■ INSTRUCTIONS TO FOLLOW:
Write out the full listing exactly as given, minus the images.

Rows from a figure dataset
((
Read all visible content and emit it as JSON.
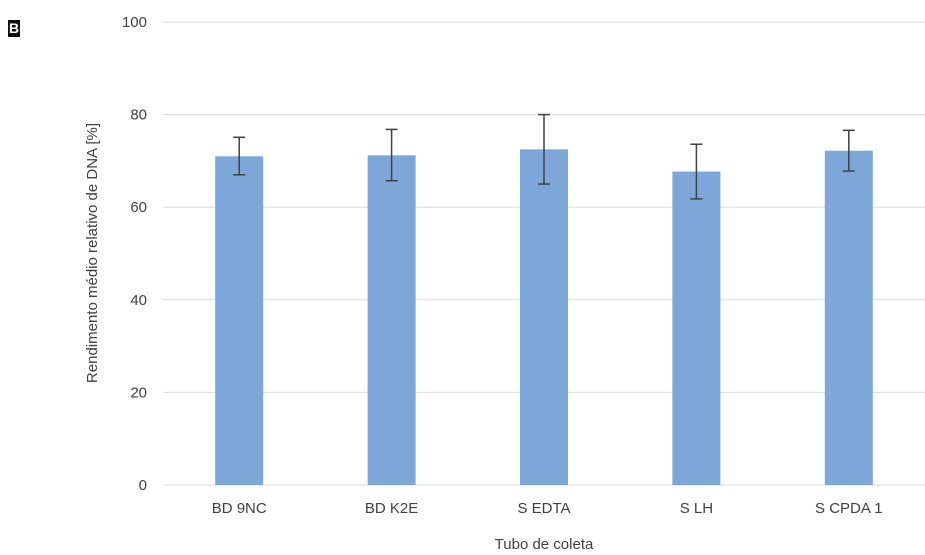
{
  "panel_label": "B",
  "chart_data": {
    "type": "bar",
    "title": "",
    "xlabel": "Tubo de coleta",
    "ylabel": "Rendimento médio relativo de DNA [%]",
    "categories": [
      "BD 9NC",
      "BD K2E",
      "S EDTA",
      "S LH",
      "S CPDA 1"
    ],
    "values": [
      71,
      71.2,
      72.5,
      67.7,
      72.2
    ],
    "error_low": [
      67,
      65.7,
      65,
      61.8,
      67.8
    ],
    "error_high": [
      75.1,
      76.8,
      80,
      73.6,
      76.6
    ],
    "ylim": [
      0,
      100
    ],
    "yticks": [
      0,
      20,
      40,
      60,
      80,
      100
    ],
    "grid": true,
    "colors": {
      "bar": "#7da7d9",
      "grid": "#d9d9d9",
      "error_bar": "#404040",
      "text": "#404040"
    }
  }
}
))
■ RESPONSE BELOW:
Read all visible content and emit it as JSON.
{
  "panel_label": "B",
  "chart_data": {
    "type": "bar",
    "title": "",
    "xlabel": "Tubo de coleta",
    "ylabel": "Rendimento médio relativo de DNA [%]",
    "categories": [
      "BD 9NC",
      "BD K2E",
      "S EDTA",
      "S LH",
      "S CPDA 1"
    ],
    "values": [
      71,
      71.2,
      72.5,
      67.7,
      72.2
    ],
    "error_low": [
      67,
      65.7,
      65,
      61.8,
      67.8
    ],
    "error_high": [
      75.1,
      76.8,
      80,
      73.6,
      76.6
    ],
    "ylim": [
      0,
      100
    ],
    "yticks": [
      0,
      20,
      40,
      60,
      80,
      100
    ],
    "grid": true,
    "colors": {
      "bar": "#7da7d9",
      "grid": "#d9d9d9",
      "error_bar": "#404040",
      "text": "#404040"
    }
  }
}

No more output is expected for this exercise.